Given problem
Look through the material and copy each line holding "subtitle".

Data listing
══════
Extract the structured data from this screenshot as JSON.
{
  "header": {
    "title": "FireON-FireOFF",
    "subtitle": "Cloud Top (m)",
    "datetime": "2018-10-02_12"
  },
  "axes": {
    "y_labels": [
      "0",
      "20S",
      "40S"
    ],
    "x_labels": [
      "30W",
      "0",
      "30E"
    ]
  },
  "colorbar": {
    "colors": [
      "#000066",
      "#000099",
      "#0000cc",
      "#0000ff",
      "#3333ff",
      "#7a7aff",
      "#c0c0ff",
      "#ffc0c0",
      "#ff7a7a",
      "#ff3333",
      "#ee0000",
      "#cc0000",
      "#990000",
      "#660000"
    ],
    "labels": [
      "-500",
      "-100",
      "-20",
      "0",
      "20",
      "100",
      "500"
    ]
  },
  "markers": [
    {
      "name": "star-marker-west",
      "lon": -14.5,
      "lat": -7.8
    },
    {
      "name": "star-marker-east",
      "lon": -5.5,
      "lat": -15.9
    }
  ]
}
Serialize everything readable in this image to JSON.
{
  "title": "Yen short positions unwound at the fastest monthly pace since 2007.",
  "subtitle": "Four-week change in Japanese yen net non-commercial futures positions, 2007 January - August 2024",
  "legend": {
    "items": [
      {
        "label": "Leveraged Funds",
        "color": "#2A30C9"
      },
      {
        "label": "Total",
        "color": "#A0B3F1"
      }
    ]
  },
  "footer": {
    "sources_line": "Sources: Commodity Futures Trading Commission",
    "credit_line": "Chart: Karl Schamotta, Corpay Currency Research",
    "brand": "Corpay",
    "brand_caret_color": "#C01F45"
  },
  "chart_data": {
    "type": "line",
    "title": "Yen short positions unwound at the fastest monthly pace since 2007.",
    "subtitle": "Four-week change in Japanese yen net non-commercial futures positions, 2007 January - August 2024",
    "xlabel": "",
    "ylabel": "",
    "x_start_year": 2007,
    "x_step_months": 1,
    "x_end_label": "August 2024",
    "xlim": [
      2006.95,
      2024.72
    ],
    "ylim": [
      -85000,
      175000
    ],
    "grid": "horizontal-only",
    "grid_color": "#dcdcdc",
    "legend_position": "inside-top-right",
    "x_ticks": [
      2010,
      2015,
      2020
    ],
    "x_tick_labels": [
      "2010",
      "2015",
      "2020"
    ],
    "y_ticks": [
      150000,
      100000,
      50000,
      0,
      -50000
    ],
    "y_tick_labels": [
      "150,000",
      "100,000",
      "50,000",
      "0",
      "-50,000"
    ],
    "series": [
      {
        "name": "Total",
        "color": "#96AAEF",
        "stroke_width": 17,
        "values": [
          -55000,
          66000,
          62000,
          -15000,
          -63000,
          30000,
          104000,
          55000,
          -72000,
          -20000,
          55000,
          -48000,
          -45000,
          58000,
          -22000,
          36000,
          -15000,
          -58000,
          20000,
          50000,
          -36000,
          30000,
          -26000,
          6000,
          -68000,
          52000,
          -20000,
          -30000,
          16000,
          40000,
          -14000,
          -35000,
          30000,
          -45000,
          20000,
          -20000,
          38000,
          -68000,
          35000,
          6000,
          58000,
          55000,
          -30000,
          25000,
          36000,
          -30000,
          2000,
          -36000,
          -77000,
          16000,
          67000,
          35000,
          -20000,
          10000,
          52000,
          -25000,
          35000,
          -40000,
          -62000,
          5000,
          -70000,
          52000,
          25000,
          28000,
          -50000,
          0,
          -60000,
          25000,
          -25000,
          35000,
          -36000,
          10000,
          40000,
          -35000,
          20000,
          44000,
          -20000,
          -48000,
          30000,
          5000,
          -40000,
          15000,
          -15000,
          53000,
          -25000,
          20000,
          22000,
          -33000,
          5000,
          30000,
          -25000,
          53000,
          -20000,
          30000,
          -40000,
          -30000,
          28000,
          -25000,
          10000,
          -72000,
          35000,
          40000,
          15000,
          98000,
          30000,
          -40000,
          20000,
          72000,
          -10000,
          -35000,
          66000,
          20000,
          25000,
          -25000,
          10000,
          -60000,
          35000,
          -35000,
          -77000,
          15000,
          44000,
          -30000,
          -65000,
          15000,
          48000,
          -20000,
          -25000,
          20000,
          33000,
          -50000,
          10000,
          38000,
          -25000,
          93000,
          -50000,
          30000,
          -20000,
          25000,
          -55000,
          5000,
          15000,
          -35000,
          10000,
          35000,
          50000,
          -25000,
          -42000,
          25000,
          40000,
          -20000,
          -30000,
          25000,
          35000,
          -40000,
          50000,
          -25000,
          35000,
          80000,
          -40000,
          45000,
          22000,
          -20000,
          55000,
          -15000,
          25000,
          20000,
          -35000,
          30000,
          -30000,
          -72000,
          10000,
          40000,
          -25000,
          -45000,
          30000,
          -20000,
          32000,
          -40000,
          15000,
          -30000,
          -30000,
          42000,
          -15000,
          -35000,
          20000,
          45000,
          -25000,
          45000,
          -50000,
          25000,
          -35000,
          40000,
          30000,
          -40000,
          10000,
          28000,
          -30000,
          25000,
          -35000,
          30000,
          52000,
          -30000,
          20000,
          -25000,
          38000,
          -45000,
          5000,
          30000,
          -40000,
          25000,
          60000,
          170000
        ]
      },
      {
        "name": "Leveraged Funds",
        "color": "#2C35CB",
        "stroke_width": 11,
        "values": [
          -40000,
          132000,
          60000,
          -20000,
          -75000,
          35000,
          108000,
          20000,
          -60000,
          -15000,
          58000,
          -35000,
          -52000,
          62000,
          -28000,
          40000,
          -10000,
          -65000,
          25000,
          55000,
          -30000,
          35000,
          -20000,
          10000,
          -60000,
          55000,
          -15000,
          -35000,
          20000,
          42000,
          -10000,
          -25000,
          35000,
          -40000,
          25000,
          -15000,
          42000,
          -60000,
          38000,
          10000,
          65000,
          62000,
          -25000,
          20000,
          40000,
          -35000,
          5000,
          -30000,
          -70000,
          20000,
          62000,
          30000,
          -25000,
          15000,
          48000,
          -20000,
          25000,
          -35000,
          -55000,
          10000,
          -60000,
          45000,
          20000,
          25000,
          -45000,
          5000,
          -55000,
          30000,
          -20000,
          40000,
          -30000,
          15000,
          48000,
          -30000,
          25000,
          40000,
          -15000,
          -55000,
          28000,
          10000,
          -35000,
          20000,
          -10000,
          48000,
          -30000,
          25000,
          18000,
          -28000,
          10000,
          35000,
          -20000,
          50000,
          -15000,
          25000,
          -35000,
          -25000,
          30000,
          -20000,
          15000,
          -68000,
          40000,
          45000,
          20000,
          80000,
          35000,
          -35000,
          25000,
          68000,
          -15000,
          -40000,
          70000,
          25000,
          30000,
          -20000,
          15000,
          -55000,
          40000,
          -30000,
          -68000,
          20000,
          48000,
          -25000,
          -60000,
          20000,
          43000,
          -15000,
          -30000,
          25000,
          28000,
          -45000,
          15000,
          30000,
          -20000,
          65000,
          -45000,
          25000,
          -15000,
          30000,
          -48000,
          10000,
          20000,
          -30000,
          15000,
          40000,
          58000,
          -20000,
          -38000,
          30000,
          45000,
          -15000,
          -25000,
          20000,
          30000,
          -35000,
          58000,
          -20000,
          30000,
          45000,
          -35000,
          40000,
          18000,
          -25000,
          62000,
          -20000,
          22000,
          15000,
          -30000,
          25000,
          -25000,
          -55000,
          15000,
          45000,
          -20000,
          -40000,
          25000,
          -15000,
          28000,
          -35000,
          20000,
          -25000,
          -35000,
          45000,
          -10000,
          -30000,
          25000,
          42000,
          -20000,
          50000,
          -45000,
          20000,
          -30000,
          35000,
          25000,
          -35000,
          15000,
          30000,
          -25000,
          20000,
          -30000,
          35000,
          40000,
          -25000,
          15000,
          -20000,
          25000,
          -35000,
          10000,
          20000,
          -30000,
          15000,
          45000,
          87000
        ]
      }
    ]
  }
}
══════
Written response
    "subtitle": "Cloud Top (m)",
  "subtitle": "Four-week change in Japanese yen net non-commercial futures positions, 2007 January - August 2024",
    "subtitle": "Four-week change in Japanese yen net non-commercial futures positions, 2007 January - August 2024",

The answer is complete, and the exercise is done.